_EXTRACTED INFORMATION_.
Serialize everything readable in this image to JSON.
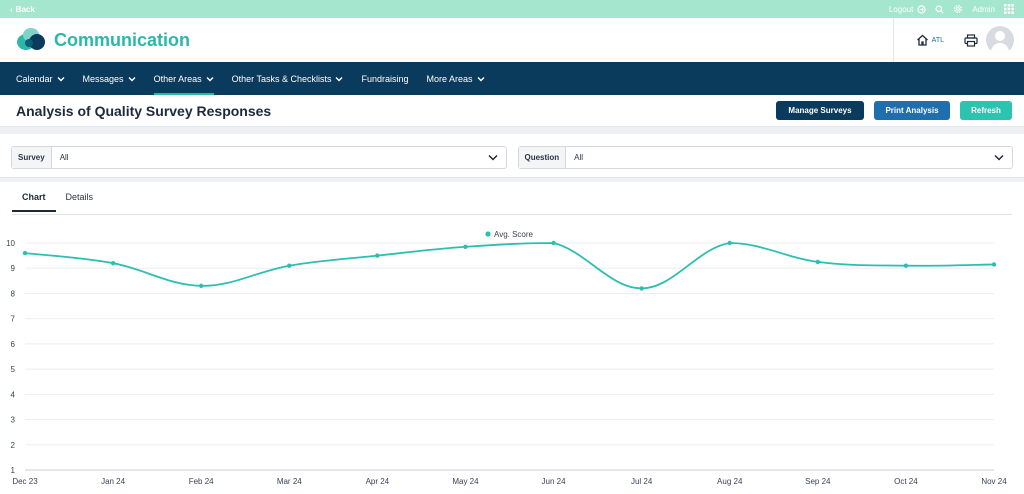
{
  "topbar": {
    "back_label": "Back",
    "logout_label": "Logout",
    "user_label": "Admin"
  },
  "brand": {
    "title": "Communication",
    "location": "ATL"
  },
  "nav": {
    "items": [
      {
        "label": "Calendar",
        "dropdown": true
      },
      {
        "label": "Messages",
        "dropdown": true
      },
      {
        "label": "Other Areas",
        "dropdown": true,
        "active": true
      },
      {
        "label": "Other Tasks & Checklists",
        "dropdown": true
      },
      {
        "label": "Fundraising",
        "dropdown": false
      },
      {
        "label": "More Areas",
        "dropdown": true
      }
    ]
  },
  "page": {
    "title": "Analysis of Quality Survey Responses",
    "manage_label": "Manage Surveys",
    "print_label": "Print Analysis",
    "refresh_label": "Refresh"
  },
  "filters": {
    "survey_label": "Survey",
    "survey_value": "All",
    "question_label": "Question",
    "question_value": "All"
  },
  "tabs": {
    "chart_label": "Chart",
    "details_label": "Details"
  },
  "colors": {
    "accent": "#2cb7a9",
    "nav_bg": "#0a3a5c",
    "line": "#2cbfb0"
  },
  "chart_data": {
    "type": "line",
    "categories": [
      "Dec 23",
      "Jan 24",
      "Feb 24",
      "Mar 24",
      "Apr 24",
      "May 24",
      "Jun 24",
      "Jul 24",
      "Aug 24",
      "Sep 24",
      "Oct 24",
      "Nov 24"
    ],
    "series": [
      {
        "name": "Avg. Score",
        "values": [
          9.6,
          9.2,
          8.3,
          9.1,
          9.5,
          9.85,
          10.0,
          8.2,
          10.0,
          9.25,
          9.1,
          9.15
        ]
      }
    ],
    "yticks": [
      1,
      2,
      3,
      4,
      5,
      6,
      7,
      8,
      9,
      10
    ],
    "ylim": [
      1,
      10
    ],
    "grid": true,
    "legend": "top-center"
  }
}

_PROBLEM DESCRIPTION_. Write out the whole listing exactly, and drop the pictures.

_EXERCISE SOLUTION_.
Serialize everything readable in this image to JSON.
{
  "topbar": {
    "back_label": "Back",
    "logout_label": "Logout",
    "user_label": "Admin"
  },
  "brand": {
    "title": "Communication",
    "location": "ATL"
  },
  "nav": {
    "items": [
      {
        "label": "Calendar",
        "dropdown": true
      },
      {
        "label": "Messages",
        "dropdown": true
      },
      {
        "label": "Other Areas",
        "dropdown": true,
        "active": true
      },
      {
        "label": "Other Tasks & Checklists",
        "dropdown": true
      },
      {
        "label": "Fundraising",
        "dropdown": false
      },
      {
        "label": "More Areas",
        "dropdown": true
      }
    ]
  },
  "page": {
    "title": "Analysis of Quality Survey Responses",
    "manage_label": "Manage Surveys",
    "print_label": "Print Analysis",
    "refresh_label": "Refresh"
  },
  "filters": {
    "survey_label": "Survey",
    "survey_value": "All",
    "question_label": "Question",
    "question_value": "All"
  },
  "tabs": {
    "chart_label": "Chart",
    "details_label": "Details"
  },
  "colors": {
    "accent": "#2cb7a9",
    "nav_bg": "#0a3a5c",
    "line": "#2cbfb0"
  },
  "chart_data": {
    "type": "line",
    "categories": [
      "Dec 23",
      "Jan 24",
      "Feb 24",
      "Mar 24",
      "Apr 24",
      "May 24",
      "Jun 24",
      "Jul 24",
      "Aug 24",
      "Sep 24",
      "Oct 24",
      "Nov 24"
    ],
    "series": [
      {
        "name": "Avg. Score",
        "values": [
          9.6,
          9.2,
          8.3,
          9.1,
          9.5,
          9.85,
          10.0,
          8.2,
          10.0,
          9.25,
          9.1,
          9.15
        ]
      }
    ],
    "yticks": [
      1,
      2,
      3,
      4,
      5,
      6,
      7,
      8,
      9,
      10
    ],
    "ylim": [
      1,
      10
    ],
    "grid": true,
    "legend": "top-center"
  }
}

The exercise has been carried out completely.